Objective —
Please give the entries again in full and exactly, without any picture.

[start Task input]

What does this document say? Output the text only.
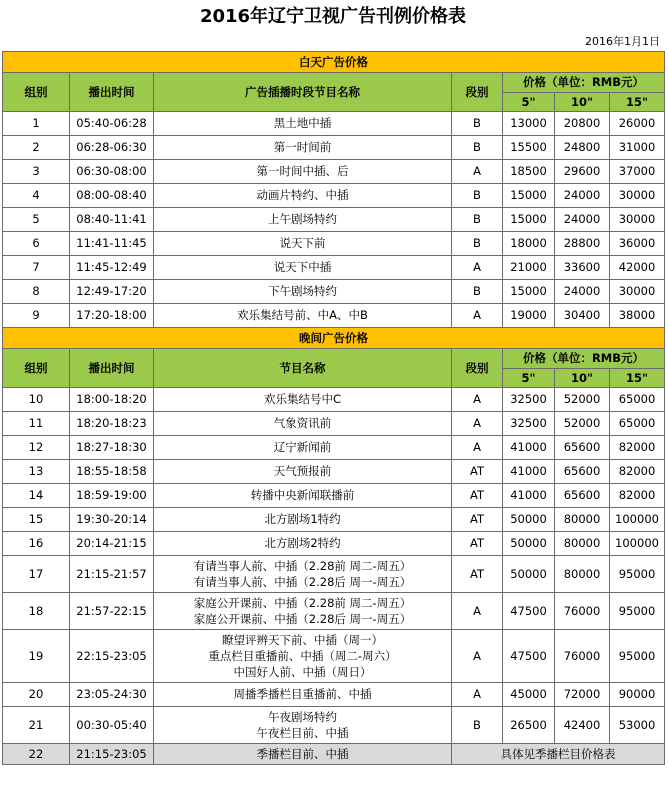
2016年辽宁卫视广告刊例价格表
2016年1月1日
白天广告价格						
组别	播出时间	广告插播时段节目名称	段别	价格（单位：RMB元）		
				5"	10"	15"
1	05:40-06:28	黑土地中插	B	13000	20800	26000
2	06:28-06:30	第一时间前	B	15500	24800	31000
3	06:30-08:00	第一时间中插、后	A	18500	29600	37000
4	08:00-08:40	动画片特约、中插	B	15000	24000	30000
5	08:40-11:41	上午剧场特约	B	15000	24000	30000
6	11:41-11:45	说天下前	B	18000	28800	36000
7	11:45-12:49	说天下中插	A	21000	33600	42000
8	12:49-17:20	下午剧场特约	B	15000	24000	30000
9	17:20-18:00	欢乐集结号前、中A、中B	A	19000	30400	38000
晚间广告价格						
组别	播出时间	节目名称	段别	价格（单位：RMB元）		
				5"	10"	15"
10	18:00-18:20	欢乐集结号中C	A	32500	52000	65000
11	18:20-18:23	气象资讯前	A	32500	52000	65000
12	18:27-18:30	辽宁新闻前	A	41000	65600	82000
13	18:55-18:58	天气预报前	AT	41000	65600	82000
14	18:59-19:00	转播中央新闻联播前	AT	41000	65600	82000
15	19:30-20:14	北方剧场1特约	AT	50000	80000	100000
16	20:14-21:15	北方剧场2特约	AT	50000	80000	100000
17	21:15-21:57	有请当事人前、中插（2.28前 周二-周五）
有请当事人前、中插（2.28后 周一-周五）	AT	50000	80000	95000
18	21:57-22:15	家庭公开课前、中插（2.28前 周二-周五）
家庭公开课前、中插（2.28后 周一-周五）	A	47500	76000	95000
19	22:15-23:05	瞭望评辨天下前、中插（周一）
重点栏目重播前、中插（周二-周六）
中国好人前、中插（周日）	A	47500	76000	95000
20	23:05-24:30	周播季播栏目重播前、中插	A	45000	72000	90000
21	00:30-05:40	午夜剧场特约
午夜栏目前、中插	B	26500	42400	53000
22	21:15-23:05	季播栏目前、中插	具体见季播栏目价格表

[end Task input]

Exercise output —
What does this document say? Output the text only.
2016年辽宁卫视广告刊例价格表
2016年1月1日
白天广告价格						
组别	播出时间	广告插播时段节目名称	段别	价格（单位：RMB元）		
				5"	10"	15"
1	05:40-06:28	黑土地中插	B	13000	20800	26000
2	06:28-06:30	第一时间前	B	15500	24800	31000
3	06:30-08:00	第一时间中插、后	A	18500	29600	37000
4	08:00-08:40	动画片特约、中插	B	15000	24000	30000
5	08:40-11:41	上午剧场特约	B	15000	24000	30000
6	11:41-11:45	说天下前	B	18000	28800	36000
7	11:45-12:49	说天下中插	A	21000	33600	42000
8	12:49-17:20	下午剧场特约	B	15000	24000	30000
9	17:20-18:00	欢乐集结号前、中A、中B	A	19000	30400	38000
晚间广告价格						
组别	播出时间	节目名称	段别	价格（单位：RMB元）		
				5"	10"	15"
10	18:00-18:20	欢乐集结号中C	A	32500	52000	65000
11	18:20-18:23	气象资讯前	A	32500	52000	65000
12	18:27-18:30	辽宁新闻前	A	41000	65600	82000
13	18:55-18:58	天气预报前	AT	41000	65600	82000
14	18:59-19:00	转播中央新闻联播前	AT	41000	65600	82000
15	19:30-20:14	北方剧场1特约	AT	50000	80000	100000
16	20:14-21:15	北方剧场2特约	AT	50000	80000	100000
17	21:15-21:57	有请当事人前、中插（2.28前 周二-周五）
有请当事人前、中插（2.28后 周一-周五）	AT	50000	80000	95000
18	21:57-22:15	家庭公开课前、中插（2.28前 周二-周五）
家庭公开课前、中插（2.28后 周一-周五）	A	47500	76000	95000
19	22:15-23:05	瞭望评辨天下前、中插（周一）
重点栏目重播前、中插（周二-周六）
中国好人前、中插（周日）	A	47500	76000	95000
20	23:05-24:30	周播季播栏目重播前、中插	A	45000	72000	90000
21	00:30-05:40	午夜剧场特约
午夜栏目前、中插	B	26500	42400	53000
22	21:15-23:05	季播栏目前、中插	具体见季播栏目价格表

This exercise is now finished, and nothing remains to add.